» EXERCISE GOAL: Each line of the material must be repeated precisely, with the pictures left out.

++++++++++

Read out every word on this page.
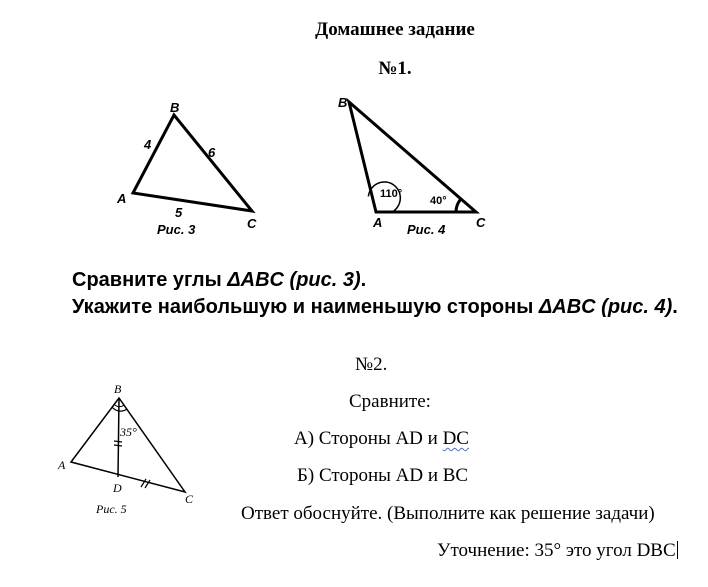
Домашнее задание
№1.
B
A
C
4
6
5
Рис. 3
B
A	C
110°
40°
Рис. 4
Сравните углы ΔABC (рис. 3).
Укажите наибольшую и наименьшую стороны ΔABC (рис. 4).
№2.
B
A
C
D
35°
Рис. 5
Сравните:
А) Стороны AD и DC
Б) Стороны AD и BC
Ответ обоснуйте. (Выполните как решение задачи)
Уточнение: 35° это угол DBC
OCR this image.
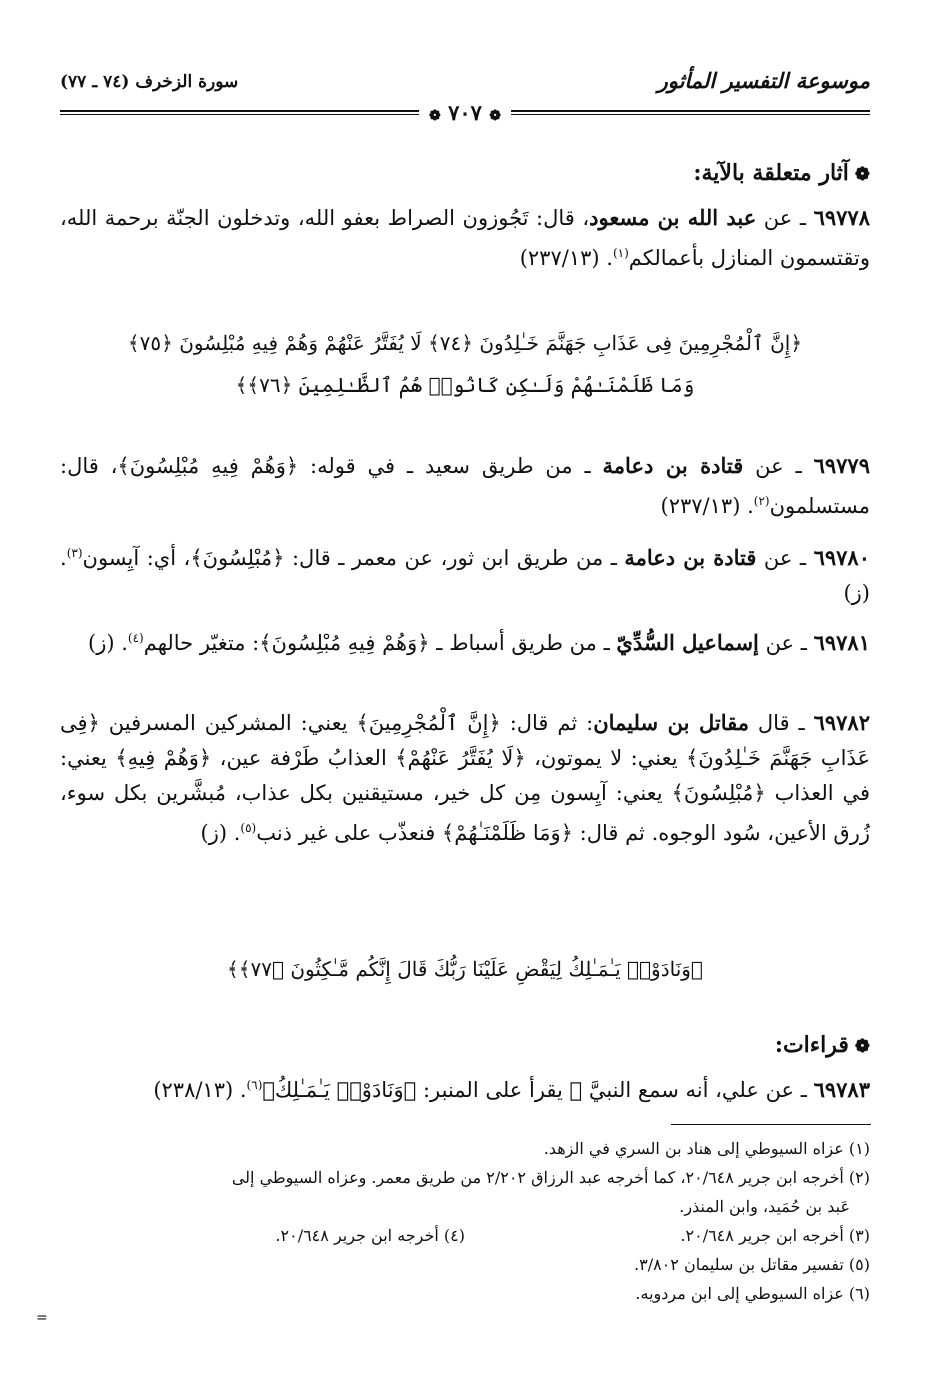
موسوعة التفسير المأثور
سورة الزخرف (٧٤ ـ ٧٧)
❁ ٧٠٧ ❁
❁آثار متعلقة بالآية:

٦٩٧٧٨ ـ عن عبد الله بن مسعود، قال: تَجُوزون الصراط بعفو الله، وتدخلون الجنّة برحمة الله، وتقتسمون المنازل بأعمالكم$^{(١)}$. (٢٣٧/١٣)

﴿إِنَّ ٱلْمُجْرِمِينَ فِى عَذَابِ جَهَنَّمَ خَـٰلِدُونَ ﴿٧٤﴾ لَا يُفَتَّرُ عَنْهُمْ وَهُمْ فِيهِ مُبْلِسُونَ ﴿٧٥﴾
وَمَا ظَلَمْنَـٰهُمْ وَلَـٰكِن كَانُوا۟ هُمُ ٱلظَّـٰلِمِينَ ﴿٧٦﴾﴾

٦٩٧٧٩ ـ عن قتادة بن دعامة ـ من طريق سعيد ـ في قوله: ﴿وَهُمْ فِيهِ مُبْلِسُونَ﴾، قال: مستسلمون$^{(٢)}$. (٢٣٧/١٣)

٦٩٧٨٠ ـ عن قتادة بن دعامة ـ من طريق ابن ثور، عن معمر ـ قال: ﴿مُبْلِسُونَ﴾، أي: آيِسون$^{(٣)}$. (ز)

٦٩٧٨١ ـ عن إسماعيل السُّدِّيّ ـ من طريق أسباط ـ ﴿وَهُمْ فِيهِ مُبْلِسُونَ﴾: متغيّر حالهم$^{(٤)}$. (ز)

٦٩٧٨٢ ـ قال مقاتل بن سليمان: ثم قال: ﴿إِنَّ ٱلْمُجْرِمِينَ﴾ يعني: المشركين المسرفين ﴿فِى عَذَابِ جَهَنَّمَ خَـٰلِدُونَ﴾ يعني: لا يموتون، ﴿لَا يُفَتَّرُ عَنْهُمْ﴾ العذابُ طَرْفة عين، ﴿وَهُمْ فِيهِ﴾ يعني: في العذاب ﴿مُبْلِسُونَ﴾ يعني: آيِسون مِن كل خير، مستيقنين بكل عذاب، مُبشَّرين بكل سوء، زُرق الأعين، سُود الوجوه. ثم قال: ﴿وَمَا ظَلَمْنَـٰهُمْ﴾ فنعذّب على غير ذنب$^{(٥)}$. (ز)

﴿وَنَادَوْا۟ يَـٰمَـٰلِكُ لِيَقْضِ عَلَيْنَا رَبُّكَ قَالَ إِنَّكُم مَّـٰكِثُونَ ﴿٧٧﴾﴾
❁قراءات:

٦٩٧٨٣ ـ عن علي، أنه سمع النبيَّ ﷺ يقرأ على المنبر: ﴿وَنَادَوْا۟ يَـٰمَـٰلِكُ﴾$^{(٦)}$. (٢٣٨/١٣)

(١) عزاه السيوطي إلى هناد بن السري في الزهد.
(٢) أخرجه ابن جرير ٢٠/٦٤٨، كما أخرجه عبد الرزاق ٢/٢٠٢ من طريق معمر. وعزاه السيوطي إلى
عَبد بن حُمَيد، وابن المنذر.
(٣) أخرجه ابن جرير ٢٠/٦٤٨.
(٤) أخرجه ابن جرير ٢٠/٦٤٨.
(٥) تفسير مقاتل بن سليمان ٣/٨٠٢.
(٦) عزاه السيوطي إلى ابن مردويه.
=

++++++++++

» IN RESPONSE:
Read out every word on this page.
Домашнее задание
№1.
B
A
C
4
6
5
Рис. 3
B
A	C
110°
40°
Рис. 4
Сравните углы ΔABC (рис. 3).
Укажите наибольшую и наименьшую стороны ΔABC (рис. 4).
№2.
B
A
C
D
35°
Рис. 5
Сравните:
А) Стороны AD и DC
Б) Стороны AD и BC
Ответ обоснуйте. (Выполните как решение задачи)
Уточнение: 35° это угол DBC
OCR this image.
موسوعة التفسير المأثور
سورة الزخرف (٧٤ ـ ٧٧)
❁ ٧٠٧ ❁
❁آثار متعلقة بالآية:

٦٩٧٧٨ ـ عن عبد الله بن مسعود، قال: تَجُوزون الصراط بعفو الله، وتدخلون الجنّة برحمة الله، وتقتسمون المنازل بأعمالكم$^{(١)}$. (٢٣٧/١٣)

﴿إِنَّ ٱلْمُجْرِمِينَ فِى عَذَابِ جَهَنَّمَ خَـٰلِدُونَ ﴿٧٤﴾ لَا يُفَتَّرُ عَنْهُمْ وَهُمْ فِيهِ مُبْلِسُونَ ﴿٧٥﴾
وَمَا ظَلَمْنَـٰهُمْ وَلَـٰكِن كَانُوا۟ هُمُ ٱلظَّـٰلِمِينَ ﴿٧٦﴾﴾

٦٩٧٧٩ ـ عن قتادة بن دعامة ـ من طريق سعيد ـ في قوله: ﴿وَهُمْ فِيهِ مُبْلِسُونَ﴾، قال: مستسلمون$^{(٢)}$. (٢٣٧/١٣)

٦٩٧٨٠ ـ عن قتادة بن دعامة ـ من طريق ابن ثور، عن معمر ـ قال: ﴿مُبْلِسُونَ﴾، أي: آيِسون$^{(٣)}$. (ز)

٦٩٧٨١ ـ عن إسماعيل السُّدِّيّ ـ من طريق أسباط ـ ﴿وَهُمْ فِيهِ مُبْلِسُونَ﴾: متغيّر حالهم$^{(٤)}$. (ز)

٦٩٧٨٢ ـ قال مقاتل بن سليمان: ثم قال: ﴿إِنَّ ٱلْمُجْرِمِينَ﴾ يعني: المشركين المسرفين ﴿فِى عَذَابِ جَهَنَّمَ خَـٰلِدُونَ﴾ يعني: لا يموتون، ﴿لَا يُفَتَّرُ عَنْهُمْ﴾ العذابُ طَرْفة عين، ﴿وَهُمْ فِيهِ﴾ يعني: في العذاب ﴿مُبْلِسُونَ﴾ يعني: آيِسون مِن كل خير، مستيقنين بكل عذاب، مُبشَّرين بكل سوء، زُرق الأعين، سُود الوجوه. ثم قال: ﴿وَمَا ظَلَمْنَـٰهُمْ﴾ فنعذّب على غير ذنب$^{(٥)}$. (ز)

﴿وَنَادَوْا۟ يَـٰمَـٰلِكُ لِيَقْضِ عَلَيْنَا رَبُّكَ قَالَ إِنَّكُم مَّـٰكِثُونَ ﴿٧٧﴾﴾
❁قراءات:

٦٩٧٨٣ ـ عن علي، أنه سمع النبيَّ ﷺ يقرأ على المنبر: ﴿وَنَادَوْا۟ يَـٰمَـٰلِكُ﴾$^{(٦)}$. (٢٣٨/١٣)

(١) عزاه السيوطي إلى هناد بن السري في الزهد.
(٢) أخرجه ابن جرير ٢٠/٦٤٨، كما أخرجه عبد الرزاق ٢/٢٠٢ من طريق معمر. وعزاه السيوطي إلى
عَبد بن حُمَيد، وابن المنذر.
(٣) أخرجه ابن جرير ٢٠/٦٤٨.
(٤) أخرجه ابن جرير ٢٠/٦٤٨.
(٥) تفسير مقاتل بن سليمان ٣/٨٠٢.
(٦) عزاه السيوطي إلى ابن مردويه.
=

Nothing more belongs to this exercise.